> **Task to complete**
From the entries below, copy out every line with "this" in it.

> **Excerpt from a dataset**
────────

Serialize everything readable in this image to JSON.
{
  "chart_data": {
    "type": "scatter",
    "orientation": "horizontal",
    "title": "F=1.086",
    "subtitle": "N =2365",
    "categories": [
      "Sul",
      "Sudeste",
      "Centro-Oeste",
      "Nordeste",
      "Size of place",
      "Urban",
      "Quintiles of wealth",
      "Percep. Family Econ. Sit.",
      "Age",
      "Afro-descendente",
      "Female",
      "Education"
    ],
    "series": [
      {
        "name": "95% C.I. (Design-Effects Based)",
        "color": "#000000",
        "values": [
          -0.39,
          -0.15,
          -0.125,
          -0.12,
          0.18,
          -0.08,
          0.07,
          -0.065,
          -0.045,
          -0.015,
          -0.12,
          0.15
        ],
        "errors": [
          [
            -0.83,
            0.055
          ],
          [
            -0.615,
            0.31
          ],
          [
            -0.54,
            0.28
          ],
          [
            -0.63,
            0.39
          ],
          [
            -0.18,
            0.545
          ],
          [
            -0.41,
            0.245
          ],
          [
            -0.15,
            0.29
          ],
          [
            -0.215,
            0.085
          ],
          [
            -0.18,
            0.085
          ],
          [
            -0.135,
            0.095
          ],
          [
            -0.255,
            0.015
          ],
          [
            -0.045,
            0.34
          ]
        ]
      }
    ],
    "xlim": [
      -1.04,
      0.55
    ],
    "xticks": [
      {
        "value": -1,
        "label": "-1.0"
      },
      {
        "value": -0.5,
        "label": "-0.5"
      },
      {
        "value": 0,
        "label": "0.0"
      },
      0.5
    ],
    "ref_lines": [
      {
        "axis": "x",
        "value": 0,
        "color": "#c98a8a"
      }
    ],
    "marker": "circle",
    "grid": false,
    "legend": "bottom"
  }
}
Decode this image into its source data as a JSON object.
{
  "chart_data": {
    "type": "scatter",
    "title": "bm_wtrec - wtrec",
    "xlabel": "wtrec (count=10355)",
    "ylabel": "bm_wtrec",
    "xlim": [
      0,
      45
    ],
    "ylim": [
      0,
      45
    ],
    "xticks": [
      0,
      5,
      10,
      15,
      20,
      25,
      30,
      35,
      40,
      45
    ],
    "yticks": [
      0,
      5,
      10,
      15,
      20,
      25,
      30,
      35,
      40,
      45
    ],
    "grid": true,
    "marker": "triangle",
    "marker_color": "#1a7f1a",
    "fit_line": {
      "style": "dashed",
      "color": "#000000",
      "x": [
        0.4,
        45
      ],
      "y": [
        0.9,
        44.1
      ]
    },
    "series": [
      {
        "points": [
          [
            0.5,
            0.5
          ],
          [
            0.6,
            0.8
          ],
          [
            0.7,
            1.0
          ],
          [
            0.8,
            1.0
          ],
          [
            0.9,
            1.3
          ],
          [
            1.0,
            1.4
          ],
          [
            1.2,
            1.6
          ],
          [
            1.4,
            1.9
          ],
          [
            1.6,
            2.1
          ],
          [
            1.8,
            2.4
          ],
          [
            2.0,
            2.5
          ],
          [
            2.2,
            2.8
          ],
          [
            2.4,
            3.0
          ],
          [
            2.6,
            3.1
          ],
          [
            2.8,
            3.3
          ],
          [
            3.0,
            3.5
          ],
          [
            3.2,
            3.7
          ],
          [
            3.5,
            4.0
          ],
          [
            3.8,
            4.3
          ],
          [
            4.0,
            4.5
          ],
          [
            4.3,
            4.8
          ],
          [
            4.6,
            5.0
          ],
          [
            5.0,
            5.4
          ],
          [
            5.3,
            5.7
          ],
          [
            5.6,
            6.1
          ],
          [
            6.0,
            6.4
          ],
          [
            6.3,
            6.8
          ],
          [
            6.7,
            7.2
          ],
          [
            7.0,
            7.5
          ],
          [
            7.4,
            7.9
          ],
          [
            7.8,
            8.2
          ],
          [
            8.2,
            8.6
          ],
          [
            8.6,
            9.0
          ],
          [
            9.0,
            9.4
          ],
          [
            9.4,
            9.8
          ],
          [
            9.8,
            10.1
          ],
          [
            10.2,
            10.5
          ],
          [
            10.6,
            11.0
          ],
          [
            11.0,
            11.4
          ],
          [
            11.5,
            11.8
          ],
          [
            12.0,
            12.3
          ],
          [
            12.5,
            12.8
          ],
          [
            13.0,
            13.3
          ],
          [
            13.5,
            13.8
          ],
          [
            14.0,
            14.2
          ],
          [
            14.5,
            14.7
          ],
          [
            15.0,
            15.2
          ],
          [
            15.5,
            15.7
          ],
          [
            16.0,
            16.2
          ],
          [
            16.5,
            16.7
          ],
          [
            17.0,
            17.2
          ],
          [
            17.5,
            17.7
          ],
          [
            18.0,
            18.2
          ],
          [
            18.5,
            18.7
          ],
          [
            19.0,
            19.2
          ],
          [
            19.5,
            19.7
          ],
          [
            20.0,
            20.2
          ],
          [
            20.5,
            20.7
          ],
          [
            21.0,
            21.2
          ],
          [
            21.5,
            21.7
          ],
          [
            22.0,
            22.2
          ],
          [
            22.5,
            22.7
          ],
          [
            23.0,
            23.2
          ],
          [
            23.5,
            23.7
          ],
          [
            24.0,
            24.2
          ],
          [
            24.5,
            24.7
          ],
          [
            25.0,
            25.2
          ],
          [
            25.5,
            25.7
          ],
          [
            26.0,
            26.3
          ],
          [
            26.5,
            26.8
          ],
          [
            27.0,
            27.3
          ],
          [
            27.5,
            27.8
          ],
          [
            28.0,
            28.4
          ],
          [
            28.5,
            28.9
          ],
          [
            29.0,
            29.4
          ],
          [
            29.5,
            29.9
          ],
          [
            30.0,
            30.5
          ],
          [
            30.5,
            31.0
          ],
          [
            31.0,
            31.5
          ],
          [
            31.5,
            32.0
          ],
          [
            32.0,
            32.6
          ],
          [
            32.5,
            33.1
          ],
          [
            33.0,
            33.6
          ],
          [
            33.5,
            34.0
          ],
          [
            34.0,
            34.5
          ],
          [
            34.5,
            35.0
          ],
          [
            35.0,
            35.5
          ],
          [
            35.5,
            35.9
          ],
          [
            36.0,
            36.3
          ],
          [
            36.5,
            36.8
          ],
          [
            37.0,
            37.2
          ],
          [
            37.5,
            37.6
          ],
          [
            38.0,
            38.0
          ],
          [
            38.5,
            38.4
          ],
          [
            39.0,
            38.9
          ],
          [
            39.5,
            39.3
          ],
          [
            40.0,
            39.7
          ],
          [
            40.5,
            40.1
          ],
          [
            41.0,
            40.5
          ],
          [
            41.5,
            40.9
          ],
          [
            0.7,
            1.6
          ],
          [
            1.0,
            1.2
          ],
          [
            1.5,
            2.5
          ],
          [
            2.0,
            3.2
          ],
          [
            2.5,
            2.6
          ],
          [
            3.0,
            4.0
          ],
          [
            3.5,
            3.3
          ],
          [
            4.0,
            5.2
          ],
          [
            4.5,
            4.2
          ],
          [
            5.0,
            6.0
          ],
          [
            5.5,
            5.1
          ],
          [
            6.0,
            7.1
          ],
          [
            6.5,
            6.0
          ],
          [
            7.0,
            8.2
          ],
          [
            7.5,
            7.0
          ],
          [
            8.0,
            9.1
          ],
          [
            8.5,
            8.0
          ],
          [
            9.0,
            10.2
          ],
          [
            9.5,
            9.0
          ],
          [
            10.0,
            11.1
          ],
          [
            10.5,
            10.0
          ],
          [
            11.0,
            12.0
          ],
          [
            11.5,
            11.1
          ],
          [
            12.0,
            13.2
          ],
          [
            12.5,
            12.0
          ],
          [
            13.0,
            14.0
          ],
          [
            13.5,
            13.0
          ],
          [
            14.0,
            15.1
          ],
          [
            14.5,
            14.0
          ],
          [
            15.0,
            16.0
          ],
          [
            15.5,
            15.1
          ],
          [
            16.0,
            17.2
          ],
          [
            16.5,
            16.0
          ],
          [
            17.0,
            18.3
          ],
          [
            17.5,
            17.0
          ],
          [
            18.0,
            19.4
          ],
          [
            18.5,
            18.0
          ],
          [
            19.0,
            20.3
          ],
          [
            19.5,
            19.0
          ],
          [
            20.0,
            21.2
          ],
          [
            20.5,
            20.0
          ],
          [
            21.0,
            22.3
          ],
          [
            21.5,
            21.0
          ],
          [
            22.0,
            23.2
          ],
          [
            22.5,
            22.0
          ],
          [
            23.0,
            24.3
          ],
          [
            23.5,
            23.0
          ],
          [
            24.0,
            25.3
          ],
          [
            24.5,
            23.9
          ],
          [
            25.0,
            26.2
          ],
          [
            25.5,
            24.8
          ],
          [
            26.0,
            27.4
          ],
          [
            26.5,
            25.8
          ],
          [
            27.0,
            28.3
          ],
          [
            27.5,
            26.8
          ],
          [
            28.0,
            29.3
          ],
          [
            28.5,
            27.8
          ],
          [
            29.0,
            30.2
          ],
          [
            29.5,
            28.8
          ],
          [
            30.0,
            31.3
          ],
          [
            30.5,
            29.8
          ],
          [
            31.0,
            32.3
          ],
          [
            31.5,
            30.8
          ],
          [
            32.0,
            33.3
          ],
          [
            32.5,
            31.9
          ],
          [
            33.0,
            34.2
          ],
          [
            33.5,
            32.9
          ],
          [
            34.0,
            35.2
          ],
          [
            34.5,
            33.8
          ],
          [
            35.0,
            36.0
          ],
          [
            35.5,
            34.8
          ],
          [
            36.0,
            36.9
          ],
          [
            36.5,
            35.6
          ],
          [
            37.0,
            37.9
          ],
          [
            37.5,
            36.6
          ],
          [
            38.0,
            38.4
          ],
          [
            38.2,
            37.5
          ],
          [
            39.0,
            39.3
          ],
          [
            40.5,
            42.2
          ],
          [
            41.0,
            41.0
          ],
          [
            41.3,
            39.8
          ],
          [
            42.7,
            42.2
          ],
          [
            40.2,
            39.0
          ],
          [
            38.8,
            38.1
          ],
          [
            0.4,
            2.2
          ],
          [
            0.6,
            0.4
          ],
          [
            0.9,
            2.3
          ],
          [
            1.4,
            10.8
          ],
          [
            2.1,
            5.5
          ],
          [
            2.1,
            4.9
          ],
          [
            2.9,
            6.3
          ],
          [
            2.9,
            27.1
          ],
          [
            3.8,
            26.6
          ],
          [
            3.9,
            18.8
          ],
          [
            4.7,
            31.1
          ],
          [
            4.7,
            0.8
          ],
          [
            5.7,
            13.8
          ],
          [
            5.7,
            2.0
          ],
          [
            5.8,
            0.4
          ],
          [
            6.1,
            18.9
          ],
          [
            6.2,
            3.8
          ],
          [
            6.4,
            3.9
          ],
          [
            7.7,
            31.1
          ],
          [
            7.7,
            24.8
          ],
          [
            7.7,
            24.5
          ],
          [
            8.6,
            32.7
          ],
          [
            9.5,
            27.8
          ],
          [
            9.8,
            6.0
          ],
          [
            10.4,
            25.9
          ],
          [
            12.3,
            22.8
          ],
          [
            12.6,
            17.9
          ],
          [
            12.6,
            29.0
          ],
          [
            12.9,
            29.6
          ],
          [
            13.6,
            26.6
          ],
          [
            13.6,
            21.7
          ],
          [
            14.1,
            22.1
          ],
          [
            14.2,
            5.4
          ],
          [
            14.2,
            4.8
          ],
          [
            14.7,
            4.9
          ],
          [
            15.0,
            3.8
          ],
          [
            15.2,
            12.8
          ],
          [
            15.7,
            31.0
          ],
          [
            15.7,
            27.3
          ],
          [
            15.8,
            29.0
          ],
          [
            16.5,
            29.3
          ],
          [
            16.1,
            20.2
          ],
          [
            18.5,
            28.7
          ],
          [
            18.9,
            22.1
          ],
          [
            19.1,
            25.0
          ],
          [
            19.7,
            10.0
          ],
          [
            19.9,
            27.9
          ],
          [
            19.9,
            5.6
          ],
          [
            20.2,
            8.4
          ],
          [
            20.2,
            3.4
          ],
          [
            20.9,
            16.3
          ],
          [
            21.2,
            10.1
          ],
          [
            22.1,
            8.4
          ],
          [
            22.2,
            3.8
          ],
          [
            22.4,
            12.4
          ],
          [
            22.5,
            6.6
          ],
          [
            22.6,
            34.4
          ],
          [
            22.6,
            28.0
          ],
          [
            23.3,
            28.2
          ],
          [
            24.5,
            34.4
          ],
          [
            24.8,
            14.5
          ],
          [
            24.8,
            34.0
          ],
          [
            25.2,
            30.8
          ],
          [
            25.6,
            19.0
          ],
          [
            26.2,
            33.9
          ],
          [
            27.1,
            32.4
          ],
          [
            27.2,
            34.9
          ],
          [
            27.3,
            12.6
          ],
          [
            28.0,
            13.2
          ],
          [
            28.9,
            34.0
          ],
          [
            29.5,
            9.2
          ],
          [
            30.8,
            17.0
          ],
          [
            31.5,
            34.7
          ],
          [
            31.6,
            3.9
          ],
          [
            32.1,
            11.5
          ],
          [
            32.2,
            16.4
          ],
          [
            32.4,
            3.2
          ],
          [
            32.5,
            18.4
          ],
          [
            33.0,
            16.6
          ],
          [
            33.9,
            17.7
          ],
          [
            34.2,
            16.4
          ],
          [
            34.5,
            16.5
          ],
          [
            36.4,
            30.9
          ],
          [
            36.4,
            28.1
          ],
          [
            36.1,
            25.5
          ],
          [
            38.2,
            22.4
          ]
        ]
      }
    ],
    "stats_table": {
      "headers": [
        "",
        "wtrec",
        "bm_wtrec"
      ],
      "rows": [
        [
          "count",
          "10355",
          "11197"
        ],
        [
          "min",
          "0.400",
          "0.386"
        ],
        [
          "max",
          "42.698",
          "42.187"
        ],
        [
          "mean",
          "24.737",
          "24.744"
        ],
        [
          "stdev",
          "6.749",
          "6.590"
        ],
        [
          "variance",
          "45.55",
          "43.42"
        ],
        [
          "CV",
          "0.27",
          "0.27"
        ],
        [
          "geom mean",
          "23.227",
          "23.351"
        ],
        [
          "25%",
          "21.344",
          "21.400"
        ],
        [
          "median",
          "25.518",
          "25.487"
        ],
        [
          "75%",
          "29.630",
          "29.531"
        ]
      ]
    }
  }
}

────────

> **Task result**
Serialize everything readable in this image to JSON.
Decode this image into its source data as a JSON object.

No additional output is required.